Goal of the exercise — Omit all pictures. Copy the rest of the material exactly.
** start Material supplied **
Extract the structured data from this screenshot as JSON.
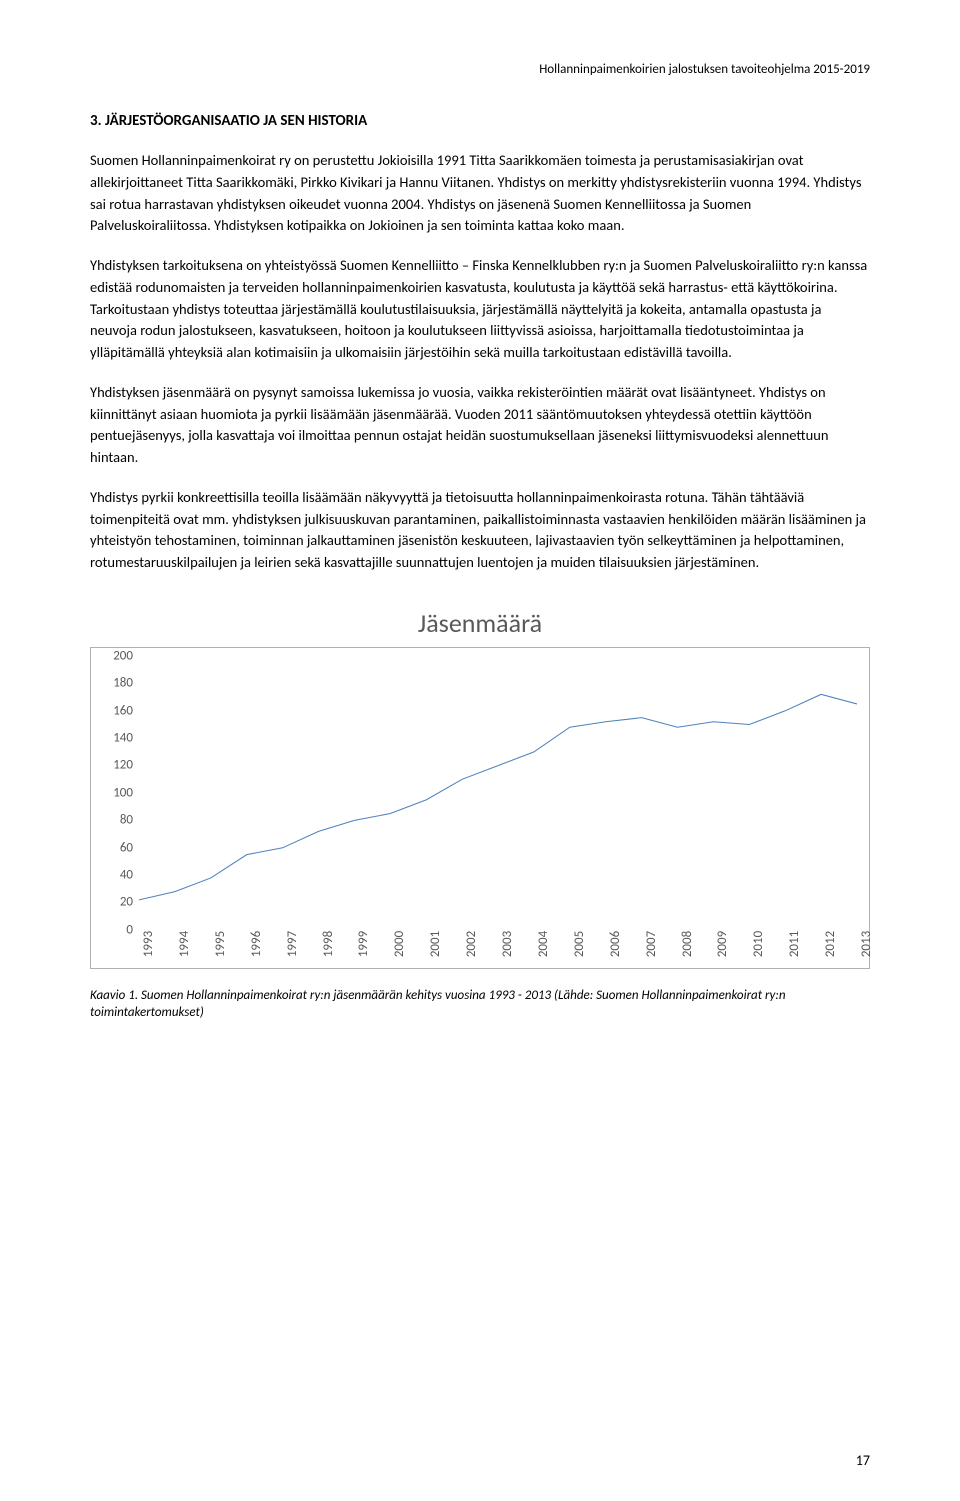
{
  "header": "Hollanninpaimenkoirien jalostuksen tavoiteohjelma 2015-2019",
  "section_title": "3. JÄRJESTÖORGANISAATIO JA SEN HISTORIA",
  "paragraphs": [
    "Suomen Hollanninpaimenkoirat ry on perustettu Jokioisilla 1991 Titta Saarikkomäen toimesta ja perustamisasiakirjan ovat allekirjoittaneet Titta Saarikkomäki, Pirkko Kivikari ja Hannu Viitanen. Yhdistys on merkitty yhdistysrekisteriin vuonna 1994. Yhdistys sai rotua harrastavan yhdistyksen oikeudet vuonna 2004. Yhdistys on jäsenenä Suomen Kennelliitossa ja Suomen Palveluskoiraliitossa. Yhdistyksen kotipaikka on Jokioinen ja sen toiminta kattaa koko maan.",
    "Yhdistyksen tarkoituksena on yhteistyössä Suomen Kennelliitto – Finska Kennelklubben ry:n ja Suomen Palveluskoiraliitto ry:n kanssa edistää rodunomaisten ja terveiden hollanninpaimenkoirien kasvatusta, koulutusta ja käyttöä sekä harrastus- että käyttökoirina. Tarkoitustaan yhdistys toteuttaa järjestämällä koulutustilaisuuksia, järjestämällä näyttelyitä ja kokeita, antamalla opastusta ja neuvoja rodun jalostukseen, kasvatukseen, hoitoon ja koulutukseen liittyvissä asioissa, harjoittamalla tiedotustoimintaa ja ylläpitämällä yhteyksiä alan kotimaisiin ja ulkomaisiin järjestöihin sekä muilla tarkoitustaan edistävillä tavoilla.",
    "Yhdistyksen jäsenmäärä on pysynyt samoissa lukemissa jo vuosia, vaikka rekisteröintien määrät ovat lisääntyneet. Yhdistys on kiinnittänyt asiaan huomiota ja pyrkii lisäämään jäsenmäärää. Vuoden 2011 sääntömuutoksen yhteydessä otettiin käyttöön pentuejäsenyys, jolla kasvattaja voi ilmoittaa pennun ostajat heidän suostumuksellaan jäseneksi liittymisvuodeksi alennettuun hintaan.",
    "Yhdistys pyrkii konkreettisilla teoilla lisäämään näkyvyyttä ja tietoisuutta hollanninpaimenkoirasta rotuna. Tähän tähtääviä toimenpiteitä ovat mm. yhdistyksen julkisuuskuvan parantaminen, paikallistoiminnasta vastaavien henkilöiden määrän lisääminen ja yhteistyön tehostaminen, toiminnan jalkauttaminen jäsenistön keskuuteen, lajivastaavien työn selkeyttäminen ja helpottaminen, rotumestaruuskilpailujen ja leirien sekä kasvattajille suunnattujen luentojen ja muiden tilaisuuksien järjestäminen."
  ],
  "chart": {
    "title": "Jäsenmäärä",
    "type": "line",
    "line_color": "#4f81bd",
    "line_width": 3,
    "background_color": "#ffffff",
    "axis_color": "#595959",
    "font_color": "#595959",
    "ylim": [
      0,
      200
    ],
    "ytick_step": 20,
    "yticks": [
      0,
      20,
      40,
      60,
      80,
      100,
      120,
      140,
      160,
      180,
      200
    ],
    "xlabels": [
      "1993",
      "1994",
      "1995",
      "1996",
      "1997",
      "1998",
      "1999",
      "2000",
      "2001",
      "2002",
      "2003",
      "2004",
      "2005",
      "2006",
      "2007",
      "2008",
      "2009",
      "2010",
      "2011",
      "2012",
      "2013"
    ],
    "values": [
      22,
      28,
      38,
      55,
      60,
      72,
      80,
      85,
      95,
      110,
      120,
      130,
      148,
      152,
      155,
      148,
      152,
      150,
      160,
      172,
      165
    ]
  },
  "caption": "Kaavio 1. Suomen Hollanninpaimenkoirat ry:n jäsenmäärän kehitys vuosina 1993 - 2013 (Lähde: Suomen Hollanninpaimenkoirat ry:n toimintakertomukset)",
  "page_number": "17"
}
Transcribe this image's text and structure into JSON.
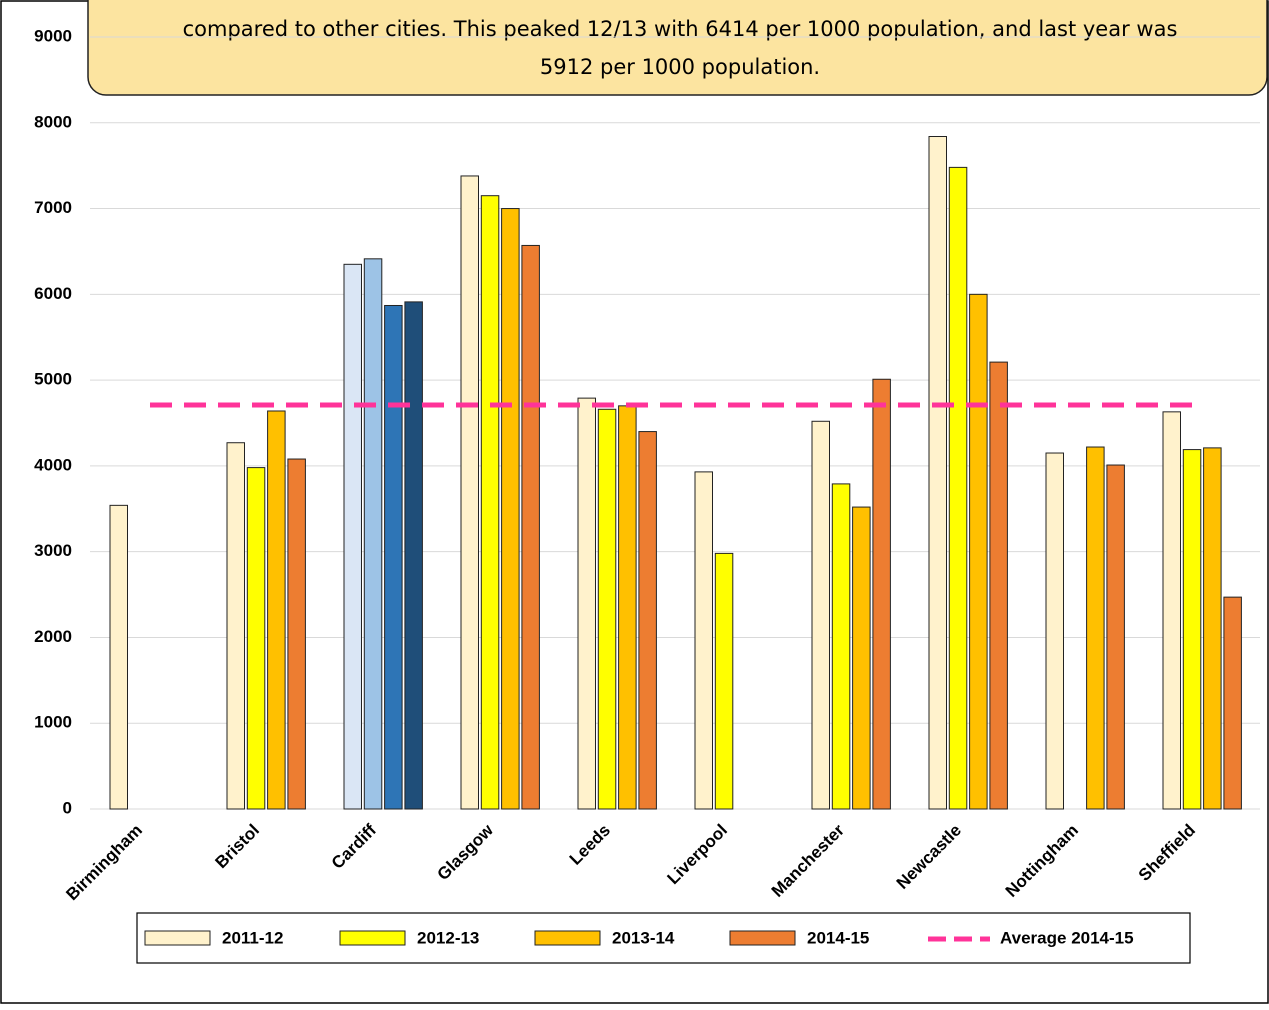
{
  "chart_data": {
    "type": "bar",
    "annotation": [
      "compared to other cities. This peaked 12/13 with 6414 per 1000 population, and last year was",
      "5912 per 1000 population."
    ],
    "categories": [
      "Birmingham",
      "Bristol",
      "Cardiff",
      "Glasgow",
      "Leeds",
      "Liverpool",
      "Manchester",
      "Newcastle",
      "Nottingham",
      "Sheffield"
    ],
    "series": [
      {
        "name": "2011-12",
        "color": "#fff2cc",
        "values": [
          3540,
          4270,
          6350,
          7380,
          4790,
          3930,
          4520,
          7840,
          4150,
          4630
        ]
      },
      {
        "name": "2012-13",
        "color": "#ffff00",
        "values": [
          null,
          3980,
          6414,
          7150,
          4660,
          2980,
          3790,
          7480,
          null,
          4190
        ]
      },
      {
        "name": "2013-14",
        "color": "#ffc000",
        "values": [
          null,
          4640,
          5870,
          7000,
          4700,
          null,
          3520,
          6000,
          4220,
          4210
        ]
      },
      {
        "name": "2014-15",
        "color": "#ed7d31",
        "values": [
          null,
          4080,
          5912,
          6570,
          4400,
          null,
          5010,
          5210,
          4010,
          2470
        ]
      }
    ],
    "highlight_index": 2,
    "highlight_colors": [
      "#dae6f5",
      "#9dc3e6",
      "#2e75b6",
      "#1f4e79"
    ],
    "average": {
      "name": "Average 2014-15",
      "value": 4710,
      "color": "#ff3399"
    },
    "ylim": [
      0,
      9000
    ],
    "yticks": [
      0,
      1000,
      2000,
      3000,
      4000,
      5000,
      6000,
      7000,
      8000,
      9000
    ],
    "grid": true
  }
}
** end Material supplied **
Finished task —
Extract the structured data from this screenshot as JSON.
{
  "header": "Hollanninpaimenkoirien jalostuksen tavoiteohjelma 2015-2019",
  "section_title": "3. JÄRJESTÖORGANISAATIO JA SEN HISTORIA",
  "paragraphs": [
    "Suomen Hollanninpaimenkoirat ry on perustettu Jokioisilla 1991 Titta Saarikkomäen toimesta ja perustamisasiakirjan ovat allekirjoittaneet Titta Saarikkomäki, Pirkko Kivikari ja Hannu Viitanen. Yhdistys on merkitty yhdistysrekisteriin vuonna 1994. Yhdistys sai rotua harrastavan yhdistyksen oikeudet vuonna 2004. Yhdistys on jäsenenä Suomen Kennelliitossa ja Suomen Palveluskoiraliitossa. Yhdistyksen kotipaikka on Jokioinen ja sen toiminta kattaa koko maan.",
    "Yhdistyksen tarkoituksena on yhteistyössä Suomen Kennelliitto – Finska Kennelklubben ry:n ja Suomen Palveluskoiraliitto ry:n kanssa edistää rodunomaisten ja terveiden hollanninpaimenkoirien kasvatusta, koulutusta ja käyttöä sekä harrastus- että käyttökoirina. Tarkoitustaan yhdistys toteuttaa järjestämällä koulutustilaisuuksia, järjestämällä näyttelyitä ja kokeita, antamalla opastusta ja neuvoja rodun jalostukseen, kasvatukseen, hoitoon ja koulutukseen liittyvissä asioissa, harjoittamalla tiedotustoimintaa ja ylläpitämällä yhteyksiä alan kotimaisiin ja ulkomaisiin järjestöihin sekä muilla tarkoitustaan edistävillä tavoilla.",
    "Yhdistyksen jäsenmäärä on pysynyt samoissa lukemissa jo vuosia, vaikka rekisteröintien määrät ovat lisääntyneet. Yhdistys on kiinnittänyt asiaan huomiota ja pyrkii lisäämään jäsenmäärää. Vuoden 2011 sääntömuutoksen yhteydessä otettiin käyttöön pentuejäsenyys, jolla kasvattaja voi ilmoittaa pennun ostajat heidän suostumuksellaan jäseneksi liittymisvuodeksi alennettuun hintaan.",
    "Yhdistys pyrkii konkreettisilla teoilla lisäämään näkyvyyttä ja tietoisuutta hollanninpaimenkoirasta rotuna. Tähän tähtääviä toimenpiteitä ovat mm. yhdistyksen julkisuuskuvan parantaminen, paikallistoiminnasta vastaavien henkilöiden määrän lisääminen ja yhteistyön tehostaminen, toiminnan jalkauttaminen jäsenistön keskuuteen, lajivastaavien työn selkeyttäminen ja helpottaminen, rotumestaruuskilpailujen ja leirien sekä kasvattajille suunnattujen luentojen ja muiden tilaisuuksien järjestäminen."
  ],
  "chart": {
    "title": "Jäsenmäärä",
    "type": "line",
    "line_color": "#4f81bd",
    "line_width": 3,
    "background_color": "#ffffff",
    "axis_color": "#595959",
    "font_color": "#595959",
    "ylim": [
      0,
      200
    ],
    "ytick_step": 20,
    "yticks": [
      0,
      20,
      40,
      60,
      80,
      100,
      120,
      140,
      160,
      180,
      200
    ],
    "xlabels": [
      "1993",
      "1994",
      "1995",
      "1996",
      "1997",
      "1998",
      "1999",
      "2000",
      "2001",
      "2002",
      "2003",
      "2004",
      "2005",
      "2006",
      "2007",
      "2008",
      "2009",
      "2010",
      "2011",
      "2012",
      "2013"
    ],
    "values": [
      22,
      28,
      38,
      55,
      60,
      72,
      80,
      85,
      95,
      110,
      120,
      130,
      148,
      152,
      155,
      148,
      152,
      150,
      160,
      172,
      165
    ]
  },
  "caption": "Kaavio 1. Suomen Hollanninpaimenkoirat ry:n jäsenmäärän kehitys vuosina 1993 - 2013 (Lähde: Suomen Hollanninpaimenkoirat ry:n toimintakertomukset)",
  "page_number": "17"
}
Transcribe this image's text and structure into JSON.
{
  "chart_data": {
    "type": "bar",
    "annotation": [
      "compared to other cities. This peaked 12/13 with 6414 per 1000 population, and last year was",
      "5912 per 1000 population."
    ],
    "categories": [
      "Birmingham",
      "Bristol",
      "Cardiff",
      "Glasgow",
      "Leeds",
      "Liverpool",
      "Manchester",
      "Newcastle",
      "Nottingham",
      "Sheffield"
    ],
    "series": [
      {
        "name": "2011-12",
        "color": "#fff2cc",
        "values": [
          3540,
          4270,
          6350,
          7380,
          4790,
          3930,
          4520,
          7840,
          4150,
          4630
        ]
      },
      {
        "name": "2012-13",
        "color": "#ffff00",
        "values": [
          null,
          3980,
          6414,
          7150,
          4660,
          2980,
          3790,
          7480,
          null,
          4190
        ]
      },
      {
        "name": "2013-14",
        "color": "#ffc000",
        "values": [
          null,
          4640,
          5870,
          7000,
          4700,
          null,
          3520,
          6000,
          4220,
          4210
        ]
      },
      {
        "name": "2014-15",
        "color": "#ed7d31",
        "values": [
          null,
          4080,
          5912,
          6570,
          4400,
          null,
          5010,
          5210,
          4010,
          2470
        ]
      }
    ],
    "highlight_index": 2,
    "highlight_colors": [
      "#dae6f5",
      "#9dc3e6",
      "#2e75b6",
      "#1f4e79"
    ],
    "average": {
      "name": "Average 2014-15",
      "value": 4710,
      "color": "#ff3399"
    },
    "ylim": [
      0,
      9000
    ],
    "yticks": [
      0,
      1000,
      2000,
      3000,
      4000,
      5000,
      6000,
      7000,
      8000,
      9000
    ],
    "grid": true
  }
}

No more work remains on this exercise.